What to produce ▸ Of the lines in the entries below, state how many hold the word "JSON". Say nothing else.

Input rows ▸
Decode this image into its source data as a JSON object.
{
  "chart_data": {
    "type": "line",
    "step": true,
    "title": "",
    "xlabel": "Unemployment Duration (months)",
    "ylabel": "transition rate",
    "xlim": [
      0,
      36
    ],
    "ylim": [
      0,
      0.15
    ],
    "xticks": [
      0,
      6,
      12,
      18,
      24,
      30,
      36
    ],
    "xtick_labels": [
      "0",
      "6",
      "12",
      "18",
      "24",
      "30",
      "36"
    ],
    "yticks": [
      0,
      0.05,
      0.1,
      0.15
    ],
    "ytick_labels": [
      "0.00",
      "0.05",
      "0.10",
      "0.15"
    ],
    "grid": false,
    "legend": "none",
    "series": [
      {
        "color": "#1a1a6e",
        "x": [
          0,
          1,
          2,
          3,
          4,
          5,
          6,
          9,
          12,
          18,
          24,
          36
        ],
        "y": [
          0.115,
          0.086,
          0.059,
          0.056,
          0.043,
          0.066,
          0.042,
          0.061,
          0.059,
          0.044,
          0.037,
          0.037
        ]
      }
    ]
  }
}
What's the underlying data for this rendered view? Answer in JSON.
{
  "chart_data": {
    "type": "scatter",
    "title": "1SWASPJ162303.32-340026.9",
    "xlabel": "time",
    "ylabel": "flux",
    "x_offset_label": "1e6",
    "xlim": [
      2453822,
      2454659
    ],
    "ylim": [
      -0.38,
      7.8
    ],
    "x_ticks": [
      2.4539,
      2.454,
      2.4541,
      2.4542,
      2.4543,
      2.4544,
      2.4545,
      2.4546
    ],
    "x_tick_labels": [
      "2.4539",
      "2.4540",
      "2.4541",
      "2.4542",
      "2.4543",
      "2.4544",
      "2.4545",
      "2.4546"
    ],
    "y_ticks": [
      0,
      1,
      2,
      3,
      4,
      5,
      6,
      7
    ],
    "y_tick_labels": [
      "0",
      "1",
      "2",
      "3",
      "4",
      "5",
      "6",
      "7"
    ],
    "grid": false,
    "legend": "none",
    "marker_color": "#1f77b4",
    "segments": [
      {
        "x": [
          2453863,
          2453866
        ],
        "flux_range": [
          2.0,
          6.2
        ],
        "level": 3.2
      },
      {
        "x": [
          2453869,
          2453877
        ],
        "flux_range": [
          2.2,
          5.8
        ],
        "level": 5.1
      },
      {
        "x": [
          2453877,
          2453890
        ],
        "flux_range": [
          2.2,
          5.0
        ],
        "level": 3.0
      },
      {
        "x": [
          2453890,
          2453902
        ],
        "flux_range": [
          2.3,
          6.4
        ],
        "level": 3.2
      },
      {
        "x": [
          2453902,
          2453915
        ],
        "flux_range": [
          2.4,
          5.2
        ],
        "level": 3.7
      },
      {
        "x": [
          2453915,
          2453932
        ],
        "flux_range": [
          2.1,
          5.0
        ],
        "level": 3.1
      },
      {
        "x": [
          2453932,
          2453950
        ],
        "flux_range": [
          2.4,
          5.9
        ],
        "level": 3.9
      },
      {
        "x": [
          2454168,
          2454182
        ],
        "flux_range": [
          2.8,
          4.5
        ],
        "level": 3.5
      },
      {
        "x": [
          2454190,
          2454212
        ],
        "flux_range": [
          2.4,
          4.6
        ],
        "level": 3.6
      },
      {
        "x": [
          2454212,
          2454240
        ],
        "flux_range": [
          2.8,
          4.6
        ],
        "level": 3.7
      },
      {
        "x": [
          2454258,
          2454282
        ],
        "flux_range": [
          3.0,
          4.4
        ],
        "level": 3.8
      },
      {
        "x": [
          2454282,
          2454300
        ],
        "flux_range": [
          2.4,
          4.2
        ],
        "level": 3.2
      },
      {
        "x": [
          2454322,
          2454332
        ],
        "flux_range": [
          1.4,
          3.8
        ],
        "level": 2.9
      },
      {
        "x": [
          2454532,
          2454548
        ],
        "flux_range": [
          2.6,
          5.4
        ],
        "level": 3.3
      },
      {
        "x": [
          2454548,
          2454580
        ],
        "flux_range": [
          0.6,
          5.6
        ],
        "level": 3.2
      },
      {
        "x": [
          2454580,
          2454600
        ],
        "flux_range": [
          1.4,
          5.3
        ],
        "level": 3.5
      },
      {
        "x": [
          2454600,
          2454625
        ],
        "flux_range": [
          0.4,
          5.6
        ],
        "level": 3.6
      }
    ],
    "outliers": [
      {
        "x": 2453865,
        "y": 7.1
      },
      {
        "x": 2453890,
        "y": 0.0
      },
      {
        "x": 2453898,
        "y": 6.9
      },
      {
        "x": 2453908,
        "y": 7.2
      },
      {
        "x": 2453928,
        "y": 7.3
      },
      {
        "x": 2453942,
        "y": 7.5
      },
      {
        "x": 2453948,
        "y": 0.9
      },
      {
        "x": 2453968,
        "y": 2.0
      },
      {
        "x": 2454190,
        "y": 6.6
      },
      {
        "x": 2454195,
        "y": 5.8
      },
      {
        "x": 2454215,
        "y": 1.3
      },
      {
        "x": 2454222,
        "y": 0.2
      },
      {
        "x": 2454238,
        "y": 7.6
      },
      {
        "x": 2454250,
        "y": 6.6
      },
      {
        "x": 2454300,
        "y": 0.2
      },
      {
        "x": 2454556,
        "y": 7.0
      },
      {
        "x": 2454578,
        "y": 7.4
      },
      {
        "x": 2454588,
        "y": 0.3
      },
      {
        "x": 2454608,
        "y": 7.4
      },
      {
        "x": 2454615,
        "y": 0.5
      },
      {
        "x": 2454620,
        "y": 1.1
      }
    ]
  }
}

Answer for this exercise ▸ 2